***** Records to use

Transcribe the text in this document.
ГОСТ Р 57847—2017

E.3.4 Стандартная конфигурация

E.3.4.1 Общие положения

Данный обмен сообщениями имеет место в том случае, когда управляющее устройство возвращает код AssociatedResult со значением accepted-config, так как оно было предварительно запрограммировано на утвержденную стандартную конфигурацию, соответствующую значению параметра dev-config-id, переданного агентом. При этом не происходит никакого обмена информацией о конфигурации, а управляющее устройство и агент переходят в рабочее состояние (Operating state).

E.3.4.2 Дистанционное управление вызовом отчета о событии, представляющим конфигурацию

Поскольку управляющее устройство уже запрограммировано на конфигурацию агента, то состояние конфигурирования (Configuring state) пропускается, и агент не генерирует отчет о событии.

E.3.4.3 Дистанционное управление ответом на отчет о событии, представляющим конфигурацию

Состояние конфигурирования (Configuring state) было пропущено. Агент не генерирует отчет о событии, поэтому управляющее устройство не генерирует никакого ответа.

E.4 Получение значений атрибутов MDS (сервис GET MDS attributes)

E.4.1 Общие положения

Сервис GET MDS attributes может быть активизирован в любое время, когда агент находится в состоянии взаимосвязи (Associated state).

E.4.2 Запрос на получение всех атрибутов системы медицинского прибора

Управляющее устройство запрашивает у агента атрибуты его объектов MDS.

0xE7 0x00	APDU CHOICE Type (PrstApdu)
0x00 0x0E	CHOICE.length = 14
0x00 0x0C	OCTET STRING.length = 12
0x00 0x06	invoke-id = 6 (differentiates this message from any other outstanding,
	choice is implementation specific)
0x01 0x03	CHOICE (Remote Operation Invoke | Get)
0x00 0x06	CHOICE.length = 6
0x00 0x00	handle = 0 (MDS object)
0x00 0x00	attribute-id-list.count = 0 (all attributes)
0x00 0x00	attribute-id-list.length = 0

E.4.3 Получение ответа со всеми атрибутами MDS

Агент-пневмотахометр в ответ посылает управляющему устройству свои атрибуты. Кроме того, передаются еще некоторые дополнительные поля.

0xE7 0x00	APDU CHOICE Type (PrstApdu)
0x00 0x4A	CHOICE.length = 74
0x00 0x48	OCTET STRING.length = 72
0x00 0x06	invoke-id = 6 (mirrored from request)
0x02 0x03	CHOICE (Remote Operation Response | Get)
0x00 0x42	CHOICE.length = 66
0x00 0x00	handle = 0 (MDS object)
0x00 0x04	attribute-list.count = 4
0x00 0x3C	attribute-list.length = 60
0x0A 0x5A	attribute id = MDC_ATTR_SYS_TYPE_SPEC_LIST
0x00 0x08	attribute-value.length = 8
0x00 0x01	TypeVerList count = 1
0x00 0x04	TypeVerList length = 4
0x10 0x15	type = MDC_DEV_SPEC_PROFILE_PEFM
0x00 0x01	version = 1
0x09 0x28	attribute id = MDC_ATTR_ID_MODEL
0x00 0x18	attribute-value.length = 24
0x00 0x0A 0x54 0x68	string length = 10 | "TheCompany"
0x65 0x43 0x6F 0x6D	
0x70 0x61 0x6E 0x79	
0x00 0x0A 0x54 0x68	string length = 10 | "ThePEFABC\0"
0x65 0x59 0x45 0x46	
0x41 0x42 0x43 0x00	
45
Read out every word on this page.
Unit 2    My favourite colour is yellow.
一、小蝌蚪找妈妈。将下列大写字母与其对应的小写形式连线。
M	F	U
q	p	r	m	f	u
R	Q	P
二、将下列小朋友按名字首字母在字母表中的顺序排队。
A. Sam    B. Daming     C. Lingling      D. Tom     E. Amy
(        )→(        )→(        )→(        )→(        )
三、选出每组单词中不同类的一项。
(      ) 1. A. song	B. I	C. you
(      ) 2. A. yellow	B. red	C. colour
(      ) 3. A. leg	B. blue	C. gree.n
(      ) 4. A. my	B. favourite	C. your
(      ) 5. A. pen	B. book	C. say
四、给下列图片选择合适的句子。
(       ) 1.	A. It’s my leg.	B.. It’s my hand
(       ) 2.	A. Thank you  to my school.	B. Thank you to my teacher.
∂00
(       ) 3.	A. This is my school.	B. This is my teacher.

**********

◆ **What to work on**
From the listing above, reproduce all the lines exactly.

◆ **The solution**
Transcribe the text in this document.
ГОСТ Р 57847—2017

E.3.4 Стандартная конфигурация

E.3.4.1 Общие положения

Данный обмен сообщениями имеет место в том случае, когда управляющее устройство возвращает код AssociatedResult со значением accepted-config, так как оно было предварительно запрограммировано на утвержденную стандартную конфигурацию, соответствующую значению параметра dev-config-id, переданного агентом. При этом не происходит никакого обмена информацией о конфигурации, а управляющее устройство и агент переходят в рабочее состояние (Operating state).

E.3.4.2 Дистанционное управление вызовом отчета о событии, представляющим конфигурацию

Поскольку управляющее устройство уже запрограммировано на конфигурацию агента, то состояние конфигурирования (Configuring state) пропускается, и агент не генерирует отчет о событии.

E.3.4.3 Дистанционное управление ответом на отчет о событии, представляющим конфигурацию

Состояние конфигурирования (Configuring state) было пропущено. Агент не генерирует отчет о событии, поэтому управляющее устройство не генерирует никакого ответа.

E.4 Получение значений атрибутов MDS (сервис GET MDS attributes)

E.4.1 Общие положения

Сервис GET MDS attributes может быть активизирован в любое время, когда агент находится в состоянии взаимосвязи (Associated state).

E.4.2 Запрос на получение всех атрибутов системы медицинского прибора

Управляющее устройство запрашивает у агента атрибуты его объектов MDS.

0xE7 0x00	APDU CHOICE Type (PrstApdu)
0x00 0x0E	CHOICE.length = 14
0x00 0x0C	OCTET STRING.length = 12
0x00 0x06	invoke-id = 6 (differentiates this message from any other outstanding,
	choice is implementation specific)
0x01 0x03	CHOICE (Remote Operation Invoke | Get)
0x00 0x06	CHOICE.length = 6
0x00 0x00	handle = 0 (MDS object)
0x00 0x00	attribute-id-list.count = 0 (all attributes)
0x00 0x00	attribute-id-list.length = 0

E.4.3 Получение ответа со всеми атрибутами MDS

Агент-пневмотахометр в ответ посылает управляющему устройству свои атрибуты. Кроме того, передаются еще некоторые дополнительные поля.

0xE7 0x00	APDU CHOICE Type (PrstApdu)
0x00 0x4A	CHOICE.length = 74
0x00 0x48	OCTET STRING.length = 72
0x00 0x06	invoke-id = 6 (mirrored from request)
0x02 0x03	CHOICE (Remote Operation Response | Get)
0x00 0x42	CHOICE.length = 66
0x00 0x00	handle = 0 (MDS object)
0x00 0x04	attribute-list.count = 4
0x00 0x3C	attribute-list.length = 60
0x0A 0x5A	attribute id = MDC_ATTR_SYS_TYPE_SPEC_LIST
0x00 0x08	attribute-value.length = 8
0x00 0x01	TypeVerList count = 1
0x00 0x04	TypeVerList length = 4
0x10 0x15	type = MDC_DEV_SPEC_PROFILE_PEFM
0x00 0x01	version = 1
0x09 0x28	attribute id = MDC_ATTR_ID_MODEL
0x00 0x18	attribute-value.length = 24
0x00 0x0A 0x54 0x68	string length = 10 | "TheCompany"
0x65 0x43 0x6F 0x6D	
0x70 0x61 0x6E 0x79	
0x00 0x0A 0x54 0x68	string length = 10 | "ThePEFABC\0"
0x65 0x59 0x45 0x46	
0x41 0x42 0x43 0x00	
45
Read out every word on this page.
Unit 2    My favourite colour is yellow.
一、小蝌蚪找妈妈。将下列大写字母与其对应的小写形式连线。
M	F	U
q	p	r	m	f	u
R	Q	P
二、将下列小朋友按名字首字母在字母表中的顺序排队。
A. Sam    B. Daming     C. Lingling      D. Tom     E. Amy
(        )→(        )→(        )→(        )→(        )
三、选出每组单词中不同类的一项。
(      ) 1. A. song	B. I	C. you
(      ) 2. A. yellow	B. red	C. colour
(      ) 3. A. leg	B. blue	C. gree.n
(      ) 4. A. my	B. favourite	C. your
(      ) 5. A. pen	B. book	C. say
四、给下列图片选择合适的句子。
(       ) 1.	A. It’s my leg.	B.. It’s my hand
(       ) 2.	A. Thank you  to my school.	B. Thank you to my teacher.
∂00
(       ) 3.	A. This is my school.	B. This is my teacher.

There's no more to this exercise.